Document excerpt
:::::

ESTRO 2023

Session Item

Saturday

May 13

10:30 - 11:30

Lehar 1-3

Autosegmentation & automation for QA

Co-Chair: Daniel Sandys, United Kingdom;

Chair: Jan Lagendijk, The Netherlands

Session Type: Proffered Papers

Track: Physics

Journey:

11:30 - 11:40

Deep Learning Segmentation of Cardiac Substructures in Radiotherapy Planning

Leonard Nuernberg, The Netherlands

Presentation Number: OC-0122

Abstract

Abstract Title:

Deep Learning Segmentation of Cardiac Substructures in Radiotherapy Planning

Authors:

Leonard Nürnberg¹, Dennis Bontempi¹, Karolien Verhoeven¹, Hayian Zeng¹, Richard Canters¹, Enrique Hortal Quesada², Francesca Romana Giglioli³, Umberto Ricardi⁴, Mario Levis⁴, Dirk De Ruysscher¹, Alberto Traverso¹

¹GROW School for Oncology and Reproduction, Maastricht University Medical Centre+, Department of Radiation Oncology (Maastro), Maastricht, The Netherlands; ²Maastricht University, Department of Data Science and Knowledge Engineering, Maastricht, The Netherlands; ³A.O.U. Città della Salute e della Scienza di Torino, Medical Physics Unit, Turin, Italy; ⁴University of Turin, Department of Oncology, Turin, Italy

Show Affiliations

Purpose or Objective

The radiosensitivity of the different substructures of the heart varies. Nevertheless, manual segmentation of these substructures in planning computed tomography (pCT) required for dose re-calculations is time-consuming and prone to inter- and intra-observer variability. In this study, we aim to develop a deep learning (DL) solution for segmenting the cardiac substructures in pCT.

:::::

Task requirements
A: Translate this sentence from the cardiac segmentation abstract into Spanish: "The radiosensitivity of the different substructures of the heart varies."
B: Pick up the cardiac segmentation abstract after its last sentence and write the next part of the text.

:::::

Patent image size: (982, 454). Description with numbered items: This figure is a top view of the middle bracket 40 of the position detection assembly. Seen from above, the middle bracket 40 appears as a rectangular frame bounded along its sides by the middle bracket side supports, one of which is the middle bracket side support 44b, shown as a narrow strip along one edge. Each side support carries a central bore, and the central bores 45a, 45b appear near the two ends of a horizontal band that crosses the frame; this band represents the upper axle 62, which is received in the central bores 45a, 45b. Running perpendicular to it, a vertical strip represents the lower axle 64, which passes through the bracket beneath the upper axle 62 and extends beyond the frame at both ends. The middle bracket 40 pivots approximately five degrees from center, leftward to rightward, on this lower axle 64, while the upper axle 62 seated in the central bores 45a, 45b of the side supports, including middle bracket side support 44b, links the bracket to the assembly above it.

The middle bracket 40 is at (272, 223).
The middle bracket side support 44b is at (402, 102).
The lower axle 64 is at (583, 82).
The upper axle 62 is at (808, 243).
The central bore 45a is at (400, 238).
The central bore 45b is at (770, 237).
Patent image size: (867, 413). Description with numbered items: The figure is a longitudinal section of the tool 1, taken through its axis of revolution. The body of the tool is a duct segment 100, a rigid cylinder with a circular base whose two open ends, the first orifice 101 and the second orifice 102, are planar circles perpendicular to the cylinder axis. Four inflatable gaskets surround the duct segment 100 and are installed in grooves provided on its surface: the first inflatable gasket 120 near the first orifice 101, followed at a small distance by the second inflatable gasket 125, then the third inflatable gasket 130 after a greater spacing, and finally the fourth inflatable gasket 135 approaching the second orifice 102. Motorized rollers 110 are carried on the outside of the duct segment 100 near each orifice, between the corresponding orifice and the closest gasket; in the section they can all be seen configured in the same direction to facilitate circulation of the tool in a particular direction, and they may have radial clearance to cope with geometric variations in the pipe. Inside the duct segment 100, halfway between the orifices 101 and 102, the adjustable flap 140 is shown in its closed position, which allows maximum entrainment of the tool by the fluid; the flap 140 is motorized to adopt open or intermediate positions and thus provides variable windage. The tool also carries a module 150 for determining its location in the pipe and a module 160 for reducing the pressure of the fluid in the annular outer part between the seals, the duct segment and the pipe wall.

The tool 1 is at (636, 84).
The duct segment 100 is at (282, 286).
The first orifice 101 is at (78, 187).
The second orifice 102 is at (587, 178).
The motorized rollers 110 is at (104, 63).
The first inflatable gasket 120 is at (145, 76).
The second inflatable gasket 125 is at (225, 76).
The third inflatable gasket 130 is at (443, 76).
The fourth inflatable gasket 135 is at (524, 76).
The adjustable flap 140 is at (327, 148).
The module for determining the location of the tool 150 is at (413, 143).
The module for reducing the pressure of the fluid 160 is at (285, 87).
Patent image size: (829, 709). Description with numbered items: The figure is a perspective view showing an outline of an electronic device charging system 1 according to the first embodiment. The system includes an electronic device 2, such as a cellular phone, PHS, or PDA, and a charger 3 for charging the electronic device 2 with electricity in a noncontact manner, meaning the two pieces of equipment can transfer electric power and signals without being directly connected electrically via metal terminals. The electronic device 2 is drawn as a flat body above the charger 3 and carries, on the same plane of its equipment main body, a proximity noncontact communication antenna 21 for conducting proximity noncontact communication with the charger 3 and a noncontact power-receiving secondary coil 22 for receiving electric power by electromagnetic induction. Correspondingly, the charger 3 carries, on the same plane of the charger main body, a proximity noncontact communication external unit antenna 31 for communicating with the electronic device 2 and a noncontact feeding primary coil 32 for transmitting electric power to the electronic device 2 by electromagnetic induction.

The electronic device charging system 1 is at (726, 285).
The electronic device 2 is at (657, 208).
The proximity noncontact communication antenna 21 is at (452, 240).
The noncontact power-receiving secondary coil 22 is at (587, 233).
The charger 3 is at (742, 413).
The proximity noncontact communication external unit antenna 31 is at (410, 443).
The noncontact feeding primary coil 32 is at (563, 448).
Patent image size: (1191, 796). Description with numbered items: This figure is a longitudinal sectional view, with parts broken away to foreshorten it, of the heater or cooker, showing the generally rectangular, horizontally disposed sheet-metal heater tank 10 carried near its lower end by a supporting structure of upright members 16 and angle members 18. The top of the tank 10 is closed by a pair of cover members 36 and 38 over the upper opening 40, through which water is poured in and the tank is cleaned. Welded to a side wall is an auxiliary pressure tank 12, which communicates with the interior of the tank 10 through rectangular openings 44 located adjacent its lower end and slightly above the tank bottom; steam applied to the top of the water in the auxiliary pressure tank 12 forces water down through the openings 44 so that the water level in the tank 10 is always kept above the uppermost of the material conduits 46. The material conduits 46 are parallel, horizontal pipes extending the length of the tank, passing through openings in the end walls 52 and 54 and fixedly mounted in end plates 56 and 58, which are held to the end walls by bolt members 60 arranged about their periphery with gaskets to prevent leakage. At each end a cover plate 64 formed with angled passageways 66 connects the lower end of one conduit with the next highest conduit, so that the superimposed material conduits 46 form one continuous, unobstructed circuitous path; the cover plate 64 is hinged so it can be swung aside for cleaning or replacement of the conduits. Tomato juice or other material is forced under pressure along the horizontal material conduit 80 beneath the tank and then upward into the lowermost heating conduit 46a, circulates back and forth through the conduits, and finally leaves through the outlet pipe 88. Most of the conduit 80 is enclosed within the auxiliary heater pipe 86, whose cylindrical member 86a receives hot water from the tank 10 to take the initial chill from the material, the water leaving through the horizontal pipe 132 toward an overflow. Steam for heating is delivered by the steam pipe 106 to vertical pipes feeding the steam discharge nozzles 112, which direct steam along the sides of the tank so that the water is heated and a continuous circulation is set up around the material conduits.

:::::

Per-task outputs
A: La radiosensibilidad de las distintas subestructuras del corazón varía.

B:
Material and Methods

A cohort of 180 lymphoma and lung cancer patients treated with radiotherapy (RT) was retrospectively collected and used. Left and right ventricles (LV, RV), left and right atria (LA, RA), right coronary artery (RCA), left anterior descending artery (LAD), and the circumflex branch of the left coronary artery (CFLX) were manually annotated. The training, validation, and testing split was 70%/15%/15%. We extracted 53 axial 149x149 slices for each patient, limited to the maximum cardiac border, and developed seven individual 2D U-Net models for each region of interest (ROI). We investigated the effect of heart masking by removing all CT data outside the heart contour and four different loss functions - binary cross-entropy loss (BCEL), binary Dice score loss (BDL), binary focal loss (BFL), and the combo loss (CL). We explored different thresholds (TH) for generating binary segmentation masks. We used the Surface Dice score (SDS) with 3 (5) mm tolerance for small (large) ROIs as an evaluation metric. Two radiation oncologists (RO) conducted a quality assessment for all the automatic annotations obtained on the test set. Each RO estimated the time spent on modifications, which we compared to the original delineation time.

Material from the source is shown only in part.